'''
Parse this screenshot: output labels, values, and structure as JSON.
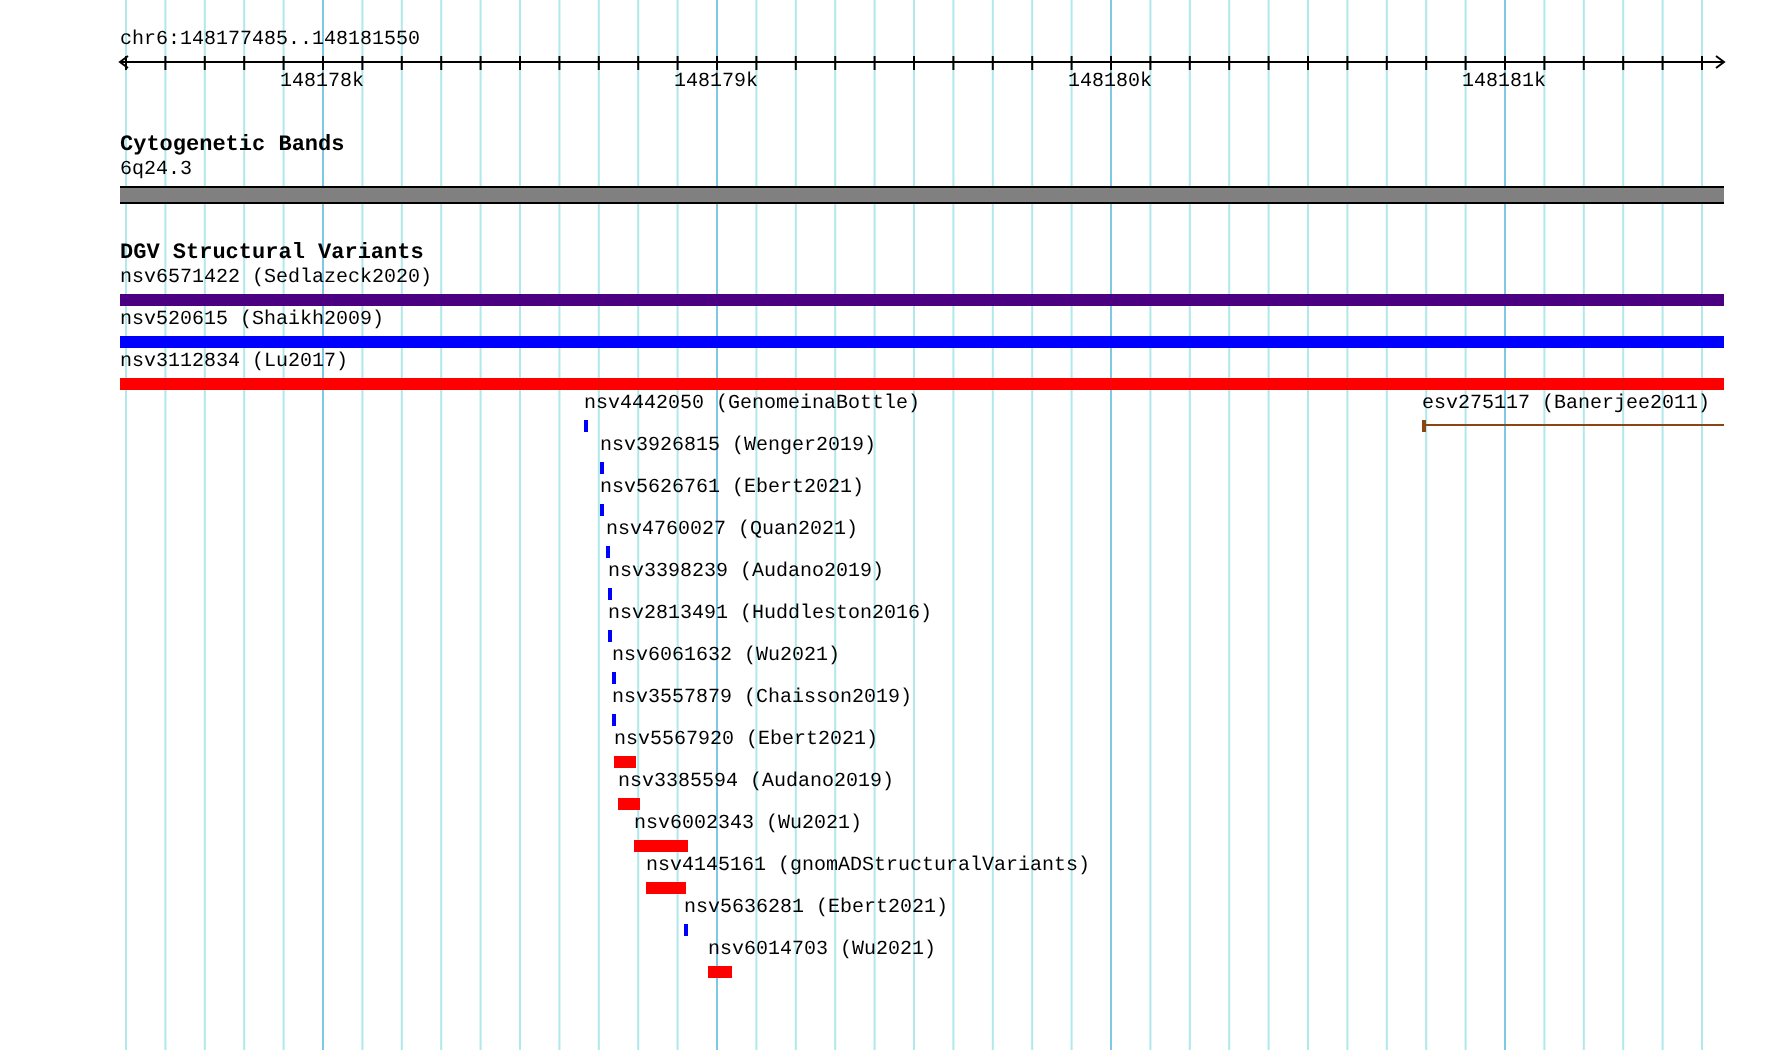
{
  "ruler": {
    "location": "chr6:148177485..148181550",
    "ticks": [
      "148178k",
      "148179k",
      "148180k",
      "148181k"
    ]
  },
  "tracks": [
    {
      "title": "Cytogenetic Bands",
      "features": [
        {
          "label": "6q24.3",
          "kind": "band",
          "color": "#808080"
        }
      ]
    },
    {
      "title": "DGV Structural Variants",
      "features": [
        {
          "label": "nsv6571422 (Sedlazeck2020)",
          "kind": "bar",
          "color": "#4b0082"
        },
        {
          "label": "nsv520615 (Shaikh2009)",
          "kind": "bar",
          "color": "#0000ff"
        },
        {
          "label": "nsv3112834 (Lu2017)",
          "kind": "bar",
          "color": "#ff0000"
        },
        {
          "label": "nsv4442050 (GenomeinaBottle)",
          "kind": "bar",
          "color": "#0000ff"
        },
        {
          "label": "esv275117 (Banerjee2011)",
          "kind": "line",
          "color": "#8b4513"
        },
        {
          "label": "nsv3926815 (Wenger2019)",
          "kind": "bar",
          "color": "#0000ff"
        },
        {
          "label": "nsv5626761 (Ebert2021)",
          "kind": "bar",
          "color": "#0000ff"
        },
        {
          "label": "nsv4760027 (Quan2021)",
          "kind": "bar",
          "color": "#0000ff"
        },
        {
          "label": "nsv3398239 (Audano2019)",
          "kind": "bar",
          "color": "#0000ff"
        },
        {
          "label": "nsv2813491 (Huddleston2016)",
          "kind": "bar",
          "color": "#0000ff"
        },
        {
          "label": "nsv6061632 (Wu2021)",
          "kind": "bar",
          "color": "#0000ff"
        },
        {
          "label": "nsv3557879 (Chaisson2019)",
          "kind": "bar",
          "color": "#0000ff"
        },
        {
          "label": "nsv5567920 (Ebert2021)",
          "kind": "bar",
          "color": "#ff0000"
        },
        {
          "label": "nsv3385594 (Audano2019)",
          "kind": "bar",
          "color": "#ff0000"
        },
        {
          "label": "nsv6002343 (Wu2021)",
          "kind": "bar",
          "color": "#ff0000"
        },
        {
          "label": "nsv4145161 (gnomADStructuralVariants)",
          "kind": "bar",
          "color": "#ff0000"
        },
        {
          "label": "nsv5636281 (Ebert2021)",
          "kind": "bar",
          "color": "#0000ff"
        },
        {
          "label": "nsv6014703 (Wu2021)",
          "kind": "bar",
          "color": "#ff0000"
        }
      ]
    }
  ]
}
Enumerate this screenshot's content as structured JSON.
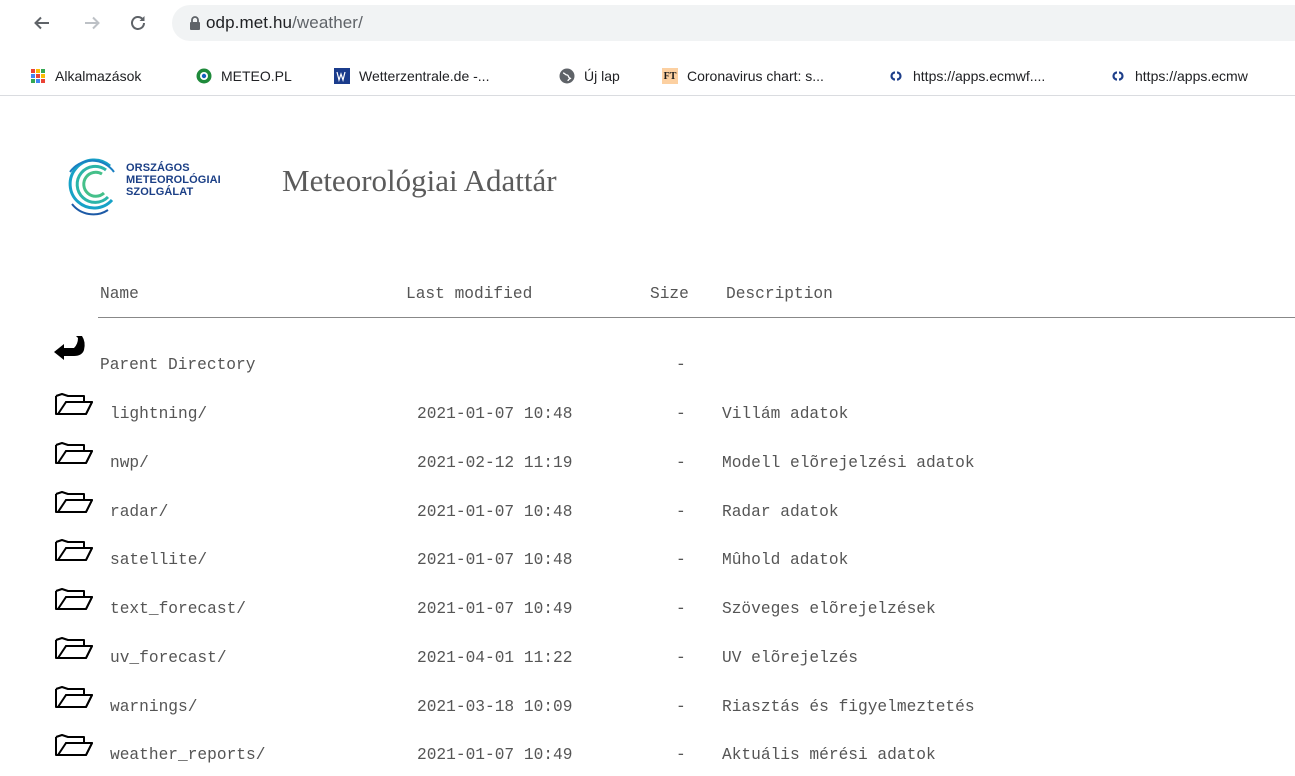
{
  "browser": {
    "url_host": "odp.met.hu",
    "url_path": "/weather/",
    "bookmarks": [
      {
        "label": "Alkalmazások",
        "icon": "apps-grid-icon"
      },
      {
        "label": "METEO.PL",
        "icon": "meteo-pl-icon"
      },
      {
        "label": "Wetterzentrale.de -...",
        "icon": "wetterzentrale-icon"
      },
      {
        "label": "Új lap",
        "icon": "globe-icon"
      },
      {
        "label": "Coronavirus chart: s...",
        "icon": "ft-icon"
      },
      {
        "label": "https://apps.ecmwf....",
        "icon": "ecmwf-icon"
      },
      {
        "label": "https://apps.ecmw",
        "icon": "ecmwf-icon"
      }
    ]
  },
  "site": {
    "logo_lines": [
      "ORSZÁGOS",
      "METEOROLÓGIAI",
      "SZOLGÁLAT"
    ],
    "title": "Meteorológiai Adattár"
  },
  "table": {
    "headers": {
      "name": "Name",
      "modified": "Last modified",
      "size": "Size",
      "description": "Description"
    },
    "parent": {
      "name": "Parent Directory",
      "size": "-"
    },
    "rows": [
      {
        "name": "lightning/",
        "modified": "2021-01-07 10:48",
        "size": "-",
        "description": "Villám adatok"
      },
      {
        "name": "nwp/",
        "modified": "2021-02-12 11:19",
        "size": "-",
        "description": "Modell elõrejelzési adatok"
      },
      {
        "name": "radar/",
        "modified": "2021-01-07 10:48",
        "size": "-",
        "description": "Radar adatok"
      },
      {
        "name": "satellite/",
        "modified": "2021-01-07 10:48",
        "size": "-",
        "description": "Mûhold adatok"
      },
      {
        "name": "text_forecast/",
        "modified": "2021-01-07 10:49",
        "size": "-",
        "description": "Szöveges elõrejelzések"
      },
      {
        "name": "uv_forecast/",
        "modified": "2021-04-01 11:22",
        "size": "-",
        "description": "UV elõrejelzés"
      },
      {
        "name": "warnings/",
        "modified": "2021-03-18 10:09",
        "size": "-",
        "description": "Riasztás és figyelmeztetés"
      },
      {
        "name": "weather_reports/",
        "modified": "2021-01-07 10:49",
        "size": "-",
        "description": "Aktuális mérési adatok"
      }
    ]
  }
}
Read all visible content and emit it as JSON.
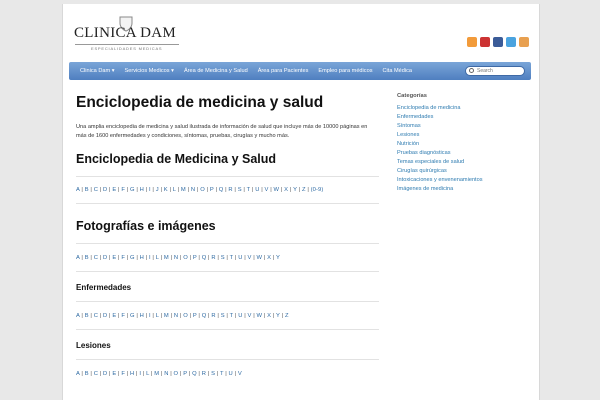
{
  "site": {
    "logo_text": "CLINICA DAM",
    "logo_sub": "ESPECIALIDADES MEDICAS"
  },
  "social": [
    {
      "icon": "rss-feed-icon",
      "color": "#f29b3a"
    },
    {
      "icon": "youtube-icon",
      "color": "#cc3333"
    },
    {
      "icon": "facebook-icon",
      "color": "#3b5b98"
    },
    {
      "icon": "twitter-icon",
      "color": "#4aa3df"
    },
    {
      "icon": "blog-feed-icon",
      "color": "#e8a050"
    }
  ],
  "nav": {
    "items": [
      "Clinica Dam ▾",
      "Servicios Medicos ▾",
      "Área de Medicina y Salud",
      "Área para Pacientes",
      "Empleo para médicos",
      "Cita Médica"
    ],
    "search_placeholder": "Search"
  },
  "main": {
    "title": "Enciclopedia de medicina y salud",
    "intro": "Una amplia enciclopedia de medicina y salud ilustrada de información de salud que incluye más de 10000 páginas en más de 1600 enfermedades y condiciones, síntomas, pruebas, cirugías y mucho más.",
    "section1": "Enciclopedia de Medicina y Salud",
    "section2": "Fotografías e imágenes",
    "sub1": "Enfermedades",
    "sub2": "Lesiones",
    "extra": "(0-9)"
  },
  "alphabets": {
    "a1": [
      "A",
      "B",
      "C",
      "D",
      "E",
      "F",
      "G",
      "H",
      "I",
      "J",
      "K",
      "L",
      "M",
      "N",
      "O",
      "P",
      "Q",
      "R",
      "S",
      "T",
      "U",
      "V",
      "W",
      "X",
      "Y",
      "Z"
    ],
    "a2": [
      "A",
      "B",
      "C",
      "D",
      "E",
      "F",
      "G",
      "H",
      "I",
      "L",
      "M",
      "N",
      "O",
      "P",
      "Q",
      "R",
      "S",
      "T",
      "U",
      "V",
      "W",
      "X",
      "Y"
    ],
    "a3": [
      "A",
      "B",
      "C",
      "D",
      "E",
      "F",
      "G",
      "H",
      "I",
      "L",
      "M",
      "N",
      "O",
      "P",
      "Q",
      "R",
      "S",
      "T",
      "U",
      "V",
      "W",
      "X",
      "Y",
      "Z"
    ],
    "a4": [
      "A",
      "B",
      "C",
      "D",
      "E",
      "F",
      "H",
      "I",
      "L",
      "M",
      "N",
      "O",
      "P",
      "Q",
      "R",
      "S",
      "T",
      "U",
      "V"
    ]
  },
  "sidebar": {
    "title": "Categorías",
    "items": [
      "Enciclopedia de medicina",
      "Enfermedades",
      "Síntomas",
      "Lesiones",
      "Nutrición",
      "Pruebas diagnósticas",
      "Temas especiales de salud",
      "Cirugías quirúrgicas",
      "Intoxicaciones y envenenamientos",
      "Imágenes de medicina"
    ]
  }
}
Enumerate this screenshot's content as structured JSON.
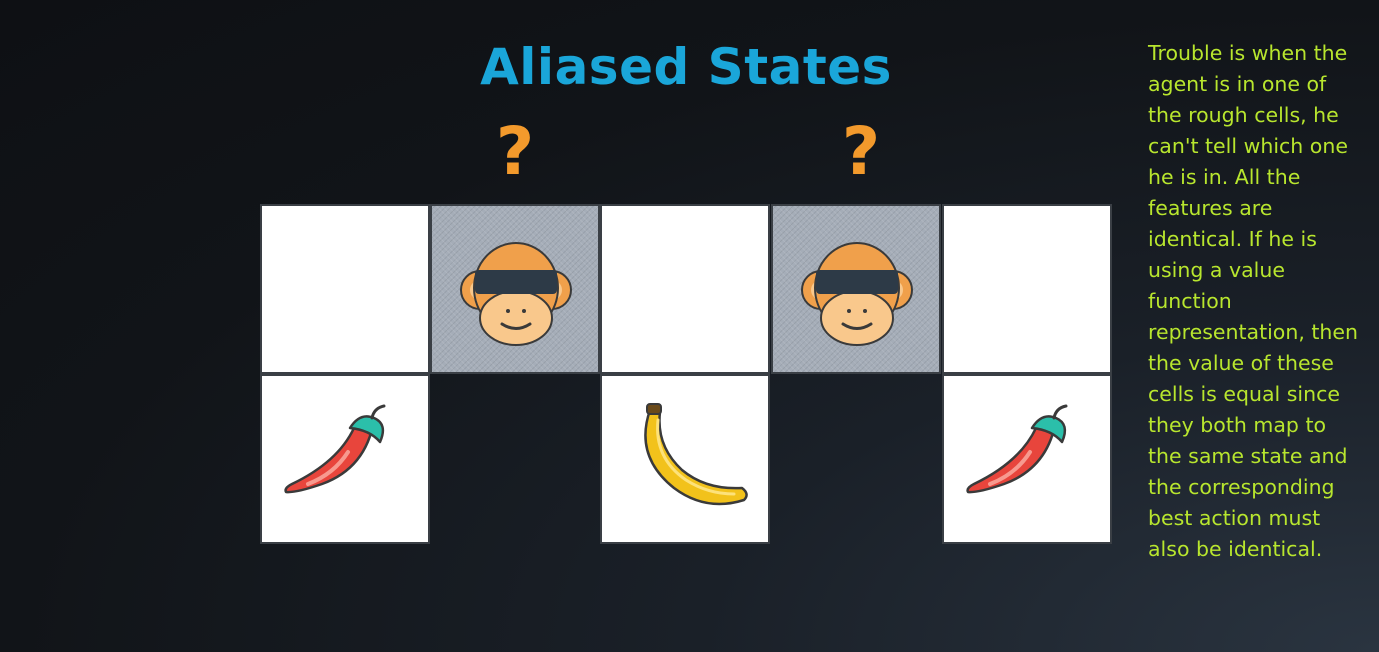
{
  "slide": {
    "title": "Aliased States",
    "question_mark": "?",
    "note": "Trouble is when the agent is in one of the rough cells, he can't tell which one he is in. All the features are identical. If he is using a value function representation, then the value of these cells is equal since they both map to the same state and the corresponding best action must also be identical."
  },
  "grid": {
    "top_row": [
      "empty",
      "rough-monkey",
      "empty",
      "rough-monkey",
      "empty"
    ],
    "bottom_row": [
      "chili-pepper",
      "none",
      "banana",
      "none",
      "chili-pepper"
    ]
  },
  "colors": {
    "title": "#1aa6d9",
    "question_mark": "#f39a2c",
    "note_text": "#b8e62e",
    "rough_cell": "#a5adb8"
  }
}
'''
▸ Requirement: Check each line of the records for the word "para", and show the lines that contain it.

▸ Response:
      "Área para Pacientes",
      "Empleo para médicos",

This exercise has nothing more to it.